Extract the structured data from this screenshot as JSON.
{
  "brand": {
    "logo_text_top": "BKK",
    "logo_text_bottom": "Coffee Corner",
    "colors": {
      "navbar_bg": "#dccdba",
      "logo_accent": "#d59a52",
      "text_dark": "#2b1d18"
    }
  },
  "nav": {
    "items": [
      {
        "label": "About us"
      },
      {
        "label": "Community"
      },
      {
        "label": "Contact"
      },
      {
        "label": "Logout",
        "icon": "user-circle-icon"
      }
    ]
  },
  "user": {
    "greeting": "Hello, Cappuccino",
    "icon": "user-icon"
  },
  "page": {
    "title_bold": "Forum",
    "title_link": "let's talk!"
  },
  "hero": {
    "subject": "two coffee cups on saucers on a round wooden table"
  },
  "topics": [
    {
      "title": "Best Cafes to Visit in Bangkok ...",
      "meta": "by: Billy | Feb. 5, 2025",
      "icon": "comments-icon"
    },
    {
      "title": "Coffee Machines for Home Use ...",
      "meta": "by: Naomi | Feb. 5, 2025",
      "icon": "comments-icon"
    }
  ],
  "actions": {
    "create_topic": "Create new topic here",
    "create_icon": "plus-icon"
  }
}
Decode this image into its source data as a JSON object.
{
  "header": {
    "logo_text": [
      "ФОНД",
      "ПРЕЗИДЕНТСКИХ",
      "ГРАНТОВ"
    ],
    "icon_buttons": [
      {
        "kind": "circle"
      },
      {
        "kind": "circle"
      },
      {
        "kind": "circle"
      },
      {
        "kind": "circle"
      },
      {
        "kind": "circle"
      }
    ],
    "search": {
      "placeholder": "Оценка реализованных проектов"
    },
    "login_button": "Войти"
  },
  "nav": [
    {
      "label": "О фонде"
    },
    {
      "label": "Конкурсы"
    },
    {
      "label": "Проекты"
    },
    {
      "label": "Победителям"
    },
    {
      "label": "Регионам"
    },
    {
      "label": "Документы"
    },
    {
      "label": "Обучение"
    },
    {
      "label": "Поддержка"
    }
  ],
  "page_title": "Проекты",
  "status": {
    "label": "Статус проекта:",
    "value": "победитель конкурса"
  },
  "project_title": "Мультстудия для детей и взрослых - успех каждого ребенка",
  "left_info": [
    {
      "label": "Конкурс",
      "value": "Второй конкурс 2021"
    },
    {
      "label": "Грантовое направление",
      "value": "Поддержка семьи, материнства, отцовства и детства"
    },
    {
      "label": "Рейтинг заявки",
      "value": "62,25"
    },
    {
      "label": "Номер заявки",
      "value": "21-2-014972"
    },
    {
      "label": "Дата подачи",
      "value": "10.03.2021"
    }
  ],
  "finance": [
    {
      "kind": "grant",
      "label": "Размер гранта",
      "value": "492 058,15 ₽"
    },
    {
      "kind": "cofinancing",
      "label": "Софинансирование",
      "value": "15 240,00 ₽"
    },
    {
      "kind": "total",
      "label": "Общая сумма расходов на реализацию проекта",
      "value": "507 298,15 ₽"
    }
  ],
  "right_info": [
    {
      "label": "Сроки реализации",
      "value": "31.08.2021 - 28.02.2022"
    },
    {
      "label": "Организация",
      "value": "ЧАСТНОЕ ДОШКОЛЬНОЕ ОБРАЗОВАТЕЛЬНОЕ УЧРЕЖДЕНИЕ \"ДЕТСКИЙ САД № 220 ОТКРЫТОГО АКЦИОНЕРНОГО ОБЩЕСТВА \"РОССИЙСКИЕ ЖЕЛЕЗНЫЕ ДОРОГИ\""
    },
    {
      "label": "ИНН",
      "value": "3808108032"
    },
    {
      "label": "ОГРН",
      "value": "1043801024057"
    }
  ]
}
◆ ◆ ◆ ◆
* Work required: Copy out the lines starting at the one containing "Decode this image" and ending with the last line of the entries. Include nothing else.

* Task response:
Decode this image into its source data as a JSON object.
{
  "header": {
    "logo_text": [
      "ФОНД",
      "ПРЕЗИДЕНТСКИХ",
      "ГРАНТОВ"
    ],
    "icon_buttons": [
      {
        "kind": "circle"
      },
      {
        "kind": "circle"
      },
      {
        "kind": "circle"
      },
      {
        "kind": "circle"
      },
      {
        "kind": "circle"
      }
    ],
    "search": {
      "placeholder": "Оценка реализованных проектов"
    },
    "login_button": "Войти"
  },
  "nav": [
    {
      "label": "О фонде"
    },
    {
      "label": "Конкурсы"
    },
    {
      "label": "Проекты"
    },
    {
      "label": "Победителям"
    },
    {
      "label": "Регионам"
    },
    {
      "label": "Документы"
    },
    {
      "label": "Обучение"
    },
    {
      "label": "Поддержка"
    }
  ],
  "page_title": "Проекты",
  "status": {
    "label": "Статус проекта:",
    "value": "победитель конкурса"
  },
  "project_title": "Мультстудия для детей и взрослых - успех каждого ребенка",
  "left_info": [
    {
      "label": "Конкурс",
      "value": "Второй конкурс 2021"
    },
    {
      "label": "Грантовое направление",
      "value": "Поддержка семьи, материнства, отцовства и детства"
    },
    {
      "label": "Рейтинг заявки",
      "value": "62,25"
    },
    {
      "label": "Номер заявки",
      "value": "21-2-014972"
    },
    {
      "label": "Дата подачи",
      "value": "10.03.2021"
    }
  ],
  "finance": [
    {
      "kind": "grant",
      "label": "Размер гранта",
      "value": "492 058,15 ₽"
    },
    {
      "kind": "cofinancing",
      "label": "Софинансирование",
      "value": "15 240,00 ₽"
    },
    {
      "kind": "total",
      "label": "Общая сумма расходов на реализацию проекта",
      "value": "507 298,15 ₽"
    }
  ],
  "right_info": [
    {
      "label": "Сроки реализации",
      "value": "31.08.2021 - 28.02.2022"
    },
    {
      "label": "Организация",
      "value": "ЧАСТНОЕ ДОШКОЛЬНОЕ ОБРАЗОВАТЕЛЬНОЕ УЧРЕЖДЕНИЕ \"ДЕТСКИЙ САД № 220 ОТКРЫТОГО АКЦИОНЕРНОГО ОБЩЕСТВА \"РОССИЙСКИЕ ЖЕЛЕЗНЫЕ ДОРОГИ\""
    },
    {
      "label": "ИНН",
      "value": "3808108032"
    },
    {
      "label": "ОГРН",
      "value": "1043801024057"
    }
  ]
}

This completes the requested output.